##### RECORDED DATA #####
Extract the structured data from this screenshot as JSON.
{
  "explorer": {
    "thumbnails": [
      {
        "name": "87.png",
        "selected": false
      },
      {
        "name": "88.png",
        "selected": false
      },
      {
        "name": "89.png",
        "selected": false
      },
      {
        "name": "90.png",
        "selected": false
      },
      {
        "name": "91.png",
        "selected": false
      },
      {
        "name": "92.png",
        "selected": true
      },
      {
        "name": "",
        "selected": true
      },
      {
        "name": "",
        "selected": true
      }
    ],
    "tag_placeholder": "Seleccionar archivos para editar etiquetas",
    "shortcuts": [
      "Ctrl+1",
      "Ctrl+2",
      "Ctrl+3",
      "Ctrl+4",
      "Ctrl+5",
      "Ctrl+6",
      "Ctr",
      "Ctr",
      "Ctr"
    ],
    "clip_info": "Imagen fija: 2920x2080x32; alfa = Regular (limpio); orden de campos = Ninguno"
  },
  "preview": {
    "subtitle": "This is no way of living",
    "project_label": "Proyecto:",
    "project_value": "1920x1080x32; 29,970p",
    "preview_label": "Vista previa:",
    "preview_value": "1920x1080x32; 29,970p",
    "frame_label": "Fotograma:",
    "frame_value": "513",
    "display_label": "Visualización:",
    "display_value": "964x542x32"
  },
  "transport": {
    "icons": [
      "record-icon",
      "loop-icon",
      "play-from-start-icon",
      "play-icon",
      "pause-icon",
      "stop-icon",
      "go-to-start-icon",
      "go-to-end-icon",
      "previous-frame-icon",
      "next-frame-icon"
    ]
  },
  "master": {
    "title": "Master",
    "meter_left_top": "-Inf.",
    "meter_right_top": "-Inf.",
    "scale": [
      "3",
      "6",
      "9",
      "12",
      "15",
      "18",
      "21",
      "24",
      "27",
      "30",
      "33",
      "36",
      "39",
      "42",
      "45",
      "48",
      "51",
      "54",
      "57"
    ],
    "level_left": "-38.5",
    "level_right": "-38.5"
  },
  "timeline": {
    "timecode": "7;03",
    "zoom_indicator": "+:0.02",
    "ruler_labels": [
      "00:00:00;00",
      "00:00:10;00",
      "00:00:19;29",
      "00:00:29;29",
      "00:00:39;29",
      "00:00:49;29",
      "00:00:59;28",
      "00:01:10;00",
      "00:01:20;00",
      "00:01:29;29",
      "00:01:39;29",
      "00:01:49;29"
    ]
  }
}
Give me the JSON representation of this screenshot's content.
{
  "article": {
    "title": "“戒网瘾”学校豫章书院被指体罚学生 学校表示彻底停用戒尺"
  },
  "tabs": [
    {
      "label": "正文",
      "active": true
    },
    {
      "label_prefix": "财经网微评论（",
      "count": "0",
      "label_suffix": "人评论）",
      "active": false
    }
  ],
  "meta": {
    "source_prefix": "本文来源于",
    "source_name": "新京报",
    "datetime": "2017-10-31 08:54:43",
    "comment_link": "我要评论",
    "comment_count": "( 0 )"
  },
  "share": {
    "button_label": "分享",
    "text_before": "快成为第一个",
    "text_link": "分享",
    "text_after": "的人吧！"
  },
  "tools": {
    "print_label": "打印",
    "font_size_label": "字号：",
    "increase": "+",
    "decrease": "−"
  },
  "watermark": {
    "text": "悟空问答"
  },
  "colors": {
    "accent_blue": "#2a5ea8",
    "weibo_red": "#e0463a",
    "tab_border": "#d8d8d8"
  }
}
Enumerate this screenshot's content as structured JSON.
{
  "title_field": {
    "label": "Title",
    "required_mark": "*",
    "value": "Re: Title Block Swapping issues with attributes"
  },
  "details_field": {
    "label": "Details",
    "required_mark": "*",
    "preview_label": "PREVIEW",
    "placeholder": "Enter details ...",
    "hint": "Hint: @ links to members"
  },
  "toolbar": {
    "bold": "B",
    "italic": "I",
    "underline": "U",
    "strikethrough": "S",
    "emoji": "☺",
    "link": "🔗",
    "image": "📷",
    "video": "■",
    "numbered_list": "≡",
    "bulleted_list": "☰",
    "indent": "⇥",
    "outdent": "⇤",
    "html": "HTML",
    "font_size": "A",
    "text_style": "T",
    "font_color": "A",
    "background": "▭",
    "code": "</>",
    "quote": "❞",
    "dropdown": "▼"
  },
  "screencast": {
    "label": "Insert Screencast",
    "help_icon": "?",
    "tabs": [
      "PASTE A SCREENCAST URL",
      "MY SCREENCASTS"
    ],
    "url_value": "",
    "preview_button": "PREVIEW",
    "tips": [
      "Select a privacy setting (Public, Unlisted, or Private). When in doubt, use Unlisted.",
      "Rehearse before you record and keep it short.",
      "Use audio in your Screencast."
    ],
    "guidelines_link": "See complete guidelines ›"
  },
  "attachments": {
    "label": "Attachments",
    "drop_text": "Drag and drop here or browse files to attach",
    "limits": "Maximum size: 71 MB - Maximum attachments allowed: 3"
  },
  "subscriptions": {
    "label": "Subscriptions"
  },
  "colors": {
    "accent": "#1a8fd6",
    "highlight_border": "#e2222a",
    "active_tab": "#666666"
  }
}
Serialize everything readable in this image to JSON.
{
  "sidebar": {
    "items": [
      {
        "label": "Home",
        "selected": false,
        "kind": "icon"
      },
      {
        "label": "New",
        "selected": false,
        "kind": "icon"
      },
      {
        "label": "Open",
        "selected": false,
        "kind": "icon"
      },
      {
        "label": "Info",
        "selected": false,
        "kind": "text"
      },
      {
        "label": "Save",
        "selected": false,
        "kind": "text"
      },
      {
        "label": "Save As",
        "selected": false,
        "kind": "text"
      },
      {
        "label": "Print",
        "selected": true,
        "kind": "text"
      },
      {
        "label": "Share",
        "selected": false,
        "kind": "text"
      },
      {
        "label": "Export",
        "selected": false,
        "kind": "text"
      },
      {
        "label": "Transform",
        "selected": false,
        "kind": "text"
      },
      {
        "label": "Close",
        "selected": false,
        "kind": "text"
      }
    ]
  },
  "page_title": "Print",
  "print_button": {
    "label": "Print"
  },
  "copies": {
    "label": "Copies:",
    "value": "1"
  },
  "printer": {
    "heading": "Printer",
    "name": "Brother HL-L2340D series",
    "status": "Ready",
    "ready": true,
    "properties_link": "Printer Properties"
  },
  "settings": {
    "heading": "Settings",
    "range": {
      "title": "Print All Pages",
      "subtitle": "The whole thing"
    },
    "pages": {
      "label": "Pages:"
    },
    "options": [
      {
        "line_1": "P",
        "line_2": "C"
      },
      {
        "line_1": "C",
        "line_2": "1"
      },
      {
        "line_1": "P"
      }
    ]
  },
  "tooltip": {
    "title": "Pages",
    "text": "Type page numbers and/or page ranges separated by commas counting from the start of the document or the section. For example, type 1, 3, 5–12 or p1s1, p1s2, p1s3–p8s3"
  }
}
#####
▶ _DIRECTIVE_
Produce a verbatim transcription of the entries above.

▶ _RESPONSE TO THE EXERCISE_
Extract the structured data from this screenshot as JSON.
{
  "explorer": {
    "thumbnails": [
      {
        "name": "87.png",
        "selected": false
      },
      {
        "name": "88.png",
        "selected": false
      },
      {
        "name": "89.png",
        "selected": false
      },
      {
        "name": "90.png",
        "selected": false
      },
      {
        "name": "91.png",
        "selected": false
      },
      {
        "name": "92.png",
        "selected": true
      },
      {
        "name": "",
        "selected": true
      },
      {
        "name": "",
        "selected": true
      }
    ],
    "tag_placeholder": "Seleccionar archivos para editar etiquetas",
    "shortcuts": [
      "Ctrl+1",
      "Ctrl+2",
      "Ctrl+3",
      "Ctrl+4",
      "Ctrl+5",
      "Ctrl+6",
      "Ctr",
      "Ctr",
      "Ctr"
    ],
    "clip_info": "Imagen fija: 2920x2080x32; alfa = Regular (limpio); orden de campos = Ninguno"
  },
  "preview": {
    "subtitle": "This is no way of living",
    "project_label": "Proyecto:",
    "project_value": "1920x1080x32; 29,970p",
    "preview_label": "Vista previa:",
    "preview_value": "1920x1080x32; 29,970p",
    "frame_label": "Fotograma:",
    "frame_value": "513",
    "display_label": "Visualización:",
    "display_value": "964x542x32"
  },
  "transport": {
    "icons": [
      "record-icon",
      "loop-icon",
      "play-from-start-icon",
      "play-icon",
      "pause-icon",
      "stop-icon",
      "go-to-start-icon",
      "go-to-end-icon",
      "previous-frame-icon",
      "next-frame-icon"
    ]
  },
  "master": {
    "title": "Master",
    "meter_left_top": "-Inf.",
    "meter_right_top": "-Inf.",
    "scale": [
      "3",
      "6",
      "9",
      "12",
      "15",
      "18",
      "21",
      "24",
      "27",
      "30",
      "33",
      "36",
      "39",
      "42",
      "45",
      "48",
      "51",
      "54",
      "57"
    ],
    "level_left": "-38.5",
    "level_right": "-38.5"
  },
  "timeline": {
    "timecode": "7;03",
    "zoom_indicator": "+:0.02",
    "ruler_labels": [
      "00:00:00;00",
      "00:00:10;00",
      "00:00:19;29",
      "00:00:29;29",
      "00:00:39;29",
      "00:00:49;29",
      "00:00:59;28",
      "00:01:10;00",
      "00:01:20;00",
      "00:01:29;29",
      "00:01:39;29",
      "00:01:49;29"
    ]
  }
}
Give me the JSON representation of this screenshot's content.
{
  "article": {
    "title": "“戒网瘾”学校豫章书院被指体罚学生 学校表示彻底停用戒尺"
  },
  "tabs": [
    {
      "label": "正文",
      "active": true
    },
    {
      "label_prefix": "财经网微评论（",
      "count": "0",
      "label_suffix": "人评论）",
      "active": false
    }
  ],
  "meta": {
    "source_prefix": "本文来源于",
    "source_name": "新京报",
    "datetime": "2017-10-31 08:54:43",
    "comment_link": "我要评论",
    "comment_count": "( 0 )"
  },
  "share": {
    "button_label": "分享",
    "text_before": "快成为第一个",
    "text_link": "分享",
    "text_after": "的人吧！"
  },
  "tools": {
    "print_label": "打印",
    "font_size_label": "字号：",
    "increase": "+",
    "decrease": "−"
  },
  "watermark": {
    "text": "悟空问答"
  },
  "colors": {
    "accent_blue": "#2a5ea8",
    "weibo_red": "#e0463a",
    "tab_border": "#d8d8d8"
  }
}
Enumerate this screenshot's content as structured JSON.
{
  "title_field": {
    "label": "Title",
    "required_mark": "*",
    "value": "Re: Title Block Swapping issues with attributes"
  },
  "details_field": {
    "label": "Details",
    "required_mark": "*",
    "preview_label": "PREVIEW",
    "placeholder": "Enter details ...",
    "hint": "Hint: @ links to members"
  },
  "toolbar": {
    "bold": "B",
    "italic": "I",
    "underline": "U",
    "strikethrough": "S",
    "emoji": "☺",
    "link": "🔗",
    "image": "📷",
    "video": "■",
    "numbered_list": "≡",
    "bulleted_list": "☰",
    "indent": "⇥",
    "outdent": "⇤",
    "html": "HTML",
    "font_size": "A",
    "text_style": "T",
    "font_color": "A",
    "background": "▭",
    "code": "</>",
    "quote": "❞",
    "dropdown": "▼"
  },
  "screencast": {
    "label": "Insert Screencast",
    "help_icon": "?",
    "tabs": [
      "PASTE A SCREENCAST URL",
      "MY SCREENCASTS"
    ],
    "url_value": "",
    "preview_button": "PREVIEW",
    "tips": [
      "Select a privacy setting (Public, Unlisted, or Private). When in doubt, use Unlisted.",
      "Rehearse before you record and keep it short.",
      "Use audio in your Screencast."
    ],
    "guidelines_link": "See complete guidelines ›"
  },
  "attachments": {
    "label": "Attachments",
    "drop_text": "Drag and drop here or browse files to attach",
    "limits": "Maximum size: 71 MB - Maximum attachments allowed: 3"
  },
  "subscriptions": {
    "label": "Subscriptions"
  },
  "colors": {
    "accent": "#1a8fd6",
    "highlight_border": "#e2222a",
    "active_tab": "#666666"
  }
}
Serialize everything readable in this image to JSON.
{
  "sidebar": {
    "items": [
      {
        "label": "Home",
        "selected": false,
        "kind": "icon"
      },
      {
        "label": "New",
        "selected": false,
        "kind": "icon"
      },
      {
        "label": "Open",
        "selected": false,
        "kind": "icon"
      },
      {
        "label": "Info",
        "selected": false,
        "kind": "text"
      },
      {
        "label": "Save",
        "selected": false,
        "kind": "text"
      },
      {
        "label": "Save As",
        "selected": false,
        "kind": "text"
      },
      {
        "label": "Print",
        "selected": true,
        "kind": "text"
      },
      {
        "label": "Share",
        "selected": false,
        "kind": "text"
      },
      {
        "label": "Export",
        "selected": false,
        "kind": "text"
      },
      {
        "label": "Transform",
        "selected": false,
        "kind": "text"
      },
      {
        "label": "Close",
        "selected": false,
        "kind": "text"
      }
    ]
  },
  "page_title": "Print",
  "print_button": {
    "label": "Print"
  },
  "copies": {
    "label": "Copies:",
    "value": "1"
  },
  "printer": {
    "heading": "Printer",
    "name": "Brother HL-L2340D series",
    "status": "Ready",
    "ready": true,
    "properties_link": "Printer Properties"
  },
  "settings": {
    "heading": "Settings",
    "range": {
      "title": "Print All Pages",
      "subtitle": "The whole thing"
    },
    "pages": {
      "label": "Pages:"
    },
    "options": [
      {
        "line_1": "P",
        "line_2": "C"
      },
      {
        "line_1": "C",
        "line_2": "1"
      },
      {
        "line_1": "P"
      }
    ]
  },
  "tooltip": {
    "title": "Pages",
    "text": "Type page numbers and/or page ranges separated by commas counting from the start of the document or the section. For example, type 1, 3, 5–12 or p1s1, p1s2, p1s3–p8s3"
  }
}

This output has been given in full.